# Goal
Transcribe every entry below word for word, but skip the pictures.

# Exercise inputs
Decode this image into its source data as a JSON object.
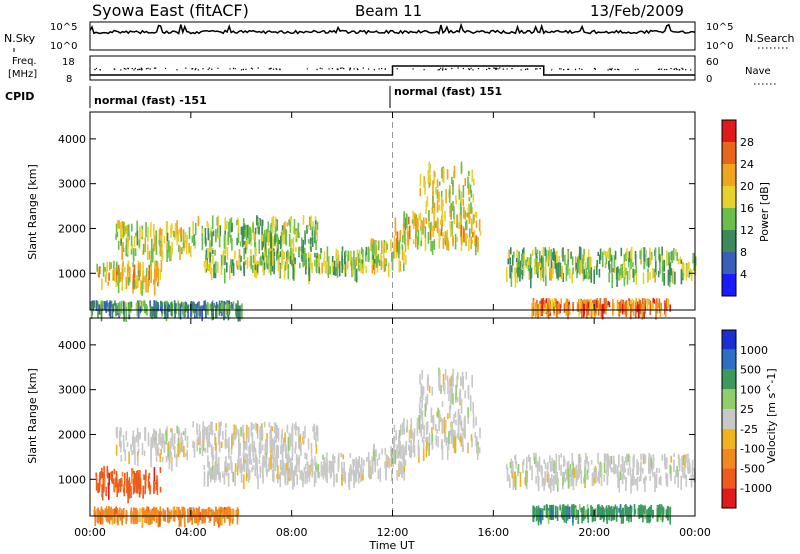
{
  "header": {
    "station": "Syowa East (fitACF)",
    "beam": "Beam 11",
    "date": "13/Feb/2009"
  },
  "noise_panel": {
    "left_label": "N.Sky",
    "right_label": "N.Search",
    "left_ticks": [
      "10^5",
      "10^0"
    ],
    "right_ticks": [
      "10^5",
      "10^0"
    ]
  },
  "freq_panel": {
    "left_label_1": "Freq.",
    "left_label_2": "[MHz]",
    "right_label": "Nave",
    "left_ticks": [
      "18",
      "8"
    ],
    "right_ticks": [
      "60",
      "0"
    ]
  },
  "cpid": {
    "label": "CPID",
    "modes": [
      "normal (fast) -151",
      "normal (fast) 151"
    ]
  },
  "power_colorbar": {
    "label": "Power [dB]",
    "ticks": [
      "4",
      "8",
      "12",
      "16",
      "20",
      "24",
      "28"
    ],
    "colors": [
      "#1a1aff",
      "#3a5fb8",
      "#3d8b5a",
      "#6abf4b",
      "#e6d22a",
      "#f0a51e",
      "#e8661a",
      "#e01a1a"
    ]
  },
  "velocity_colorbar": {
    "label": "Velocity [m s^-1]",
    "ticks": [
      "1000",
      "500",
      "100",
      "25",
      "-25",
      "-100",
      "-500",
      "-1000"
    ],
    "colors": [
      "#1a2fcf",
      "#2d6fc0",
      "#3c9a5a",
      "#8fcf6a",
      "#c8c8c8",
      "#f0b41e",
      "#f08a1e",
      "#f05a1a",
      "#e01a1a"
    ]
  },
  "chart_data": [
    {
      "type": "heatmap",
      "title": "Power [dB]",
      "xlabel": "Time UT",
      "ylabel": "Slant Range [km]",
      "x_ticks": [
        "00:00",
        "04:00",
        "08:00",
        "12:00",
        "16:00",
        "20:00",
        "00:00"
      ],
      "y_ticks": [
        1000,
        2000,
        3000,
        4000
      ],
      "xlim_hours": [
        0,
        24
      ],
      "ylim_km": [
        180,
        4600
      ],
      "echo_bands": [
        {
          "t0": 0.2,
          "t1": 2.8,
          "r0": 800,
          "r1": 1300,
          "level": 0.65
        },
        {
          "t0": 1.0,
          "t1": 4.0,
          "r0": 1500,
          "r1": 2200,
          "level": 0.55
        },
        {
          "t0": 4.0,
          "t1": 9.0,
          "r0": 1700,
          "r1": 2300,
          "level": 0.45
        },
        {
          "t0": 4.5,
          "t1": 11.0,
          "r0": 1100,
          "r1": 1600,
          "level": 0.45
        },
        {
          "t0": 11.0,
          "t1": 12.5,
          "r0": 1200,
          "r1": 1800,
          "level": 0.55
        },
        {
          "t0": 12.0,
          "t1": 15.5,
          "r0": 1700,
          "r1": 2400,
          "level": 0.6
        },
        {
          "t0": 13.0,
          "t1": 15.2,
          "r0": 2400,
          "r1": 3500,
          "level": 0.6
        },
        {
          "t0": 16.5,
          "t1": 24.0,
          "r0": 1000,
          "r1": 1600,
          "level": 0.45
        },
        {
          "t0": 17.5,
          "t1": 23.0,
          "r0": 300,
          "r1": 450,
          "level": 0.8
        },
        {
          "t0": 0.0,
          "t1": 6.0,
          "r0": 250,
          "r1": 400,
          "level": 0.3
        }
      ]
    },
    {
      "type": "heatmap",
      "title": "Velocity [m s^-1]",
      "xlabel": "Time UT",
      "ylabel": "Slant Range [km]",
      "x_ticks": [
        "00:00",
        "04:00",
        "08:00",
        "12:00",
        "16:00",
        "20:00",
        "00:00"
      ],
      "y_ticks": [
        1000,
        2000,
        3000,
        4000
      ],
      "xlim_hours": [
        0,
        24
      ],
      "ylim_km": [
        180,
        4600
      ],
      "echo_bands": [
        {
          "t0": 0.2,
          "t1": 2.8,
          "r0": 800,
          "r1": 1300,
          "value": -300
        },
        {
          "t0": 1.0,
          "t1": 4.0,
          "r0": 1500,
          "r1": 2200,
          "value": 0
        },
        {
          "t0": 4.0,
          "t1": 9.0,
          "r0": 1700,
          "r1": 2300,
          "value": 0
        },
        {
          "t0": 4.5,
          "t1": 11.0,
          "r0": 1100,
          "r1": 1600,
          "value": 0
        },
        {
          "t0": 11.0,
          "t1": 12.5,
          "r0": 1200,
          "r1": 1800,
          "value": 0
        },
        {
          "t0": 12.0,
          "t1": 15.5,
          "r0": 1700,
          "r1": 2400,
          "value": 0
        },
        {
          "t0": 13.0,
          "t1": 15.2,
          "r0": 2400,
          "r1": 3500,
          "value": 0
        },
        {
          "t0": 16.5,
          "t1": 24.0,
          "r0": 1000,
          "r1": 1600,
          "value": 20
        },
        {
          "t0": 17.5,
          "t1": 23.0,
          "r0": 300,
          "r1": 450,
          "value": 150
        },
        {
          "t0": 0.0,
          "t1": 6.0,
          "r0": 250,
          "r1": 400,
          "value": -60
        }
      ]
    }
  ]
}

# Reply
Decode this image into its source data as a JSON object.
{
  "header": {
    "station": "Syowa East (fitACF)",
    "beam": "Beam 11",
    "date": "13/Feb/2009"
  },
  "noise_panel": {
    "left_label": "N.Sky",
    "right_label": "N.Search",
    "left_ticks": [
      "10^5",
      "10^0"
    ],
    "right_ticks": [
      "10^5",
      "10^0"
    ]
  },
  "freq_panel": {
    "left_label_1": "Freq.",
    "left_label_2": "[MHz]",
    "right_label": "Nave",
    "left_ticks": [
      "18",
      "8"
    ],
    "right_ticks": [
      "60",
      "0"
    ]
  },
  "cpid": {
    "label": "CPID",
    "modes": [
      "normal (fast) -151",
      "normal (fast) 151"
    ]
  },
  "power_colorbar": {
    "label": "Power [dB]",
    "ticks": [
      "4",
      "8",
      "12",
      "16",
      "20",
      "24",
      "28"
    ],
    "colors": [
      "#1a1aff",
      "#3a5fb8",
      "#3d8b5a",
      "#6abf4b",
      "#e6d22a",
      "#f0a51e",
      "#e8661a",
      "#e01a1a"
    ]
  },
  "velocity_colorbar": {
    "label": "Velocity [m s^-1]",
    "ticks": [
      "1000",
      "500",
      "100",
      "25",
      "-25",
      "-100",
      "-500",
      "-1000"
    ],
    "colors": [
      "#1a2fcf",
      "#2d6fc0",
      "#3c9a5a",
      "#8fcf6a",
      "#c8c8c8",
      "#f0b41e",
      "#f08a1e",
      "#f05a1a",
      "#e01a1a"
    ]
  },
  "chart_data": [
    {
      "type": "heatmap",
      "title": "Power [dB]",
      "xlabel": "Time UT",
      "ylabel": "Slant Range [km]",
      "x_ticks": [
        "00:00",
        "04:00",
        "08:00",
        "12:00",
        "16:00",
        "20:00",
        "00:00"
      ],
      "y_ticks": [
        1000,
        2000,
        3000,
        4000
      ],
      "xlim_hours": [
        0,
        24
      ],
      "ylim_km": [
        180,
        4600
      ],
      "echo_bands": [
        {
          "t0": 0.2,
          "t1": 2.8,
          "r0": 800,
          "r1": 1300,
          "level": 0.65
        },
        {
          "t0": 1.0,
          "t1": 4.0,
          "r0": 1500,
          "r1": 2200,
          "level": 0.55
        },
        {
          "t0": 4.0,
          "t1": 9.0,
          "r0": 1700,
          "r1": 2300,
          "level": 0.45
        },
        {
          "t0": 4.5,
          "t1": 11.0,
          "r0": 1100,
          "r1": 1600,
          "level": 0.45
        },
        {
          "t0": 11.0,
          "t1": 12.5,
          "r0": 1200,
          "r1": 1800,
          "level": 0.55
        },
        {
          "t0": 12.0,
          "t1": 15.5,
          "r0": 1700,
          "r1": 2400,
          "level": 0.6
        },
        {
          "t0": 13.0,
          "t1": 15.2,
          "r0": 2400,
          "r1": 3500,
          "level": 0.6
        },
        {
          "t0": 16.5,
          "t1": 24.0,
          "r0": 1000,
          "r1": 1600,
          "level": 0.45
        },
        {
          "t0": 17.5,
          "t1": 23.0,
          "r0": 300,
          "r1": 450,
          "level": 0.8
        },
        {
          "t0": 0.0,
          "t1": 6.0,
          "r0": 250,
          "r1": 400,
          "level": 0.3
        }
      ]
    },
    {
      "type": "heatmap",
      "title": "Velocity [m s^-1]",
      "xlabel": "Time UT",
      "ylabel": "Slant Range [km]",
      "x_ticks": [
        "00:00",
        "04:00",
        "08:00",
        "12:00",
        "16:00",
        "20:00",
        "00:00"
      ],
      "y_ticks": [
        1000,
        2000,
        3000,
        4000
      ],
      "xlim_hours": [
        0,
        24
      ],
      "ylim_km": [
        180,
        4600
      ],
      "echo_bands": [
        {
          "t0": 0.2,
          "t1": 2.8,
          "r0": 800,
          "r1": 1300,
          "value": -300
        },
        {
          "t0": 1.0,
          "t1": 4.0,
          "r0": 1500,
          "r1": 2200,
          "value": 0
        },
        {
          "t0": 4.0,
          "t1": 9.0,
          "r0": 1700,
          "r1": 2300,
          "value": 0
        },
        {
          "t0": 4.5,
          "t1": 11.0,
          "r0": 1100,
          "r1": 1600,
          "value": 0
        },
        {
          "t0": 11.0,
          "t1": 12.5,
          "r0": 1200,
          "r1": 1800,
          "value": 0
        },
        {
          "t0": 12.0,
          "t1": 15.5,
          "r0": 1700,
          "r1": 2400,
          "value": 0
        },
        {
          "t0": 13.0,
          "t1": 15.2,
          "r0": 2400,
          "r1": 3500,
          "value": 0
        },
        {
          "t0": 16.5,
          "t1": 24.0,
          "r0": 1000,
          "r1": 1600,
          "value": 20
        },
        {
          "t0": 17.5,
          "t1": 23.0,
          "r0": 300,
          "r1": 450,
          "value": 150
        },
        {
          "t0": 0.0,
          "t1": 6.0,
          "r0": 250,
          "r1": 400,
          "value": -60
        }
      ]
    }
  ]
}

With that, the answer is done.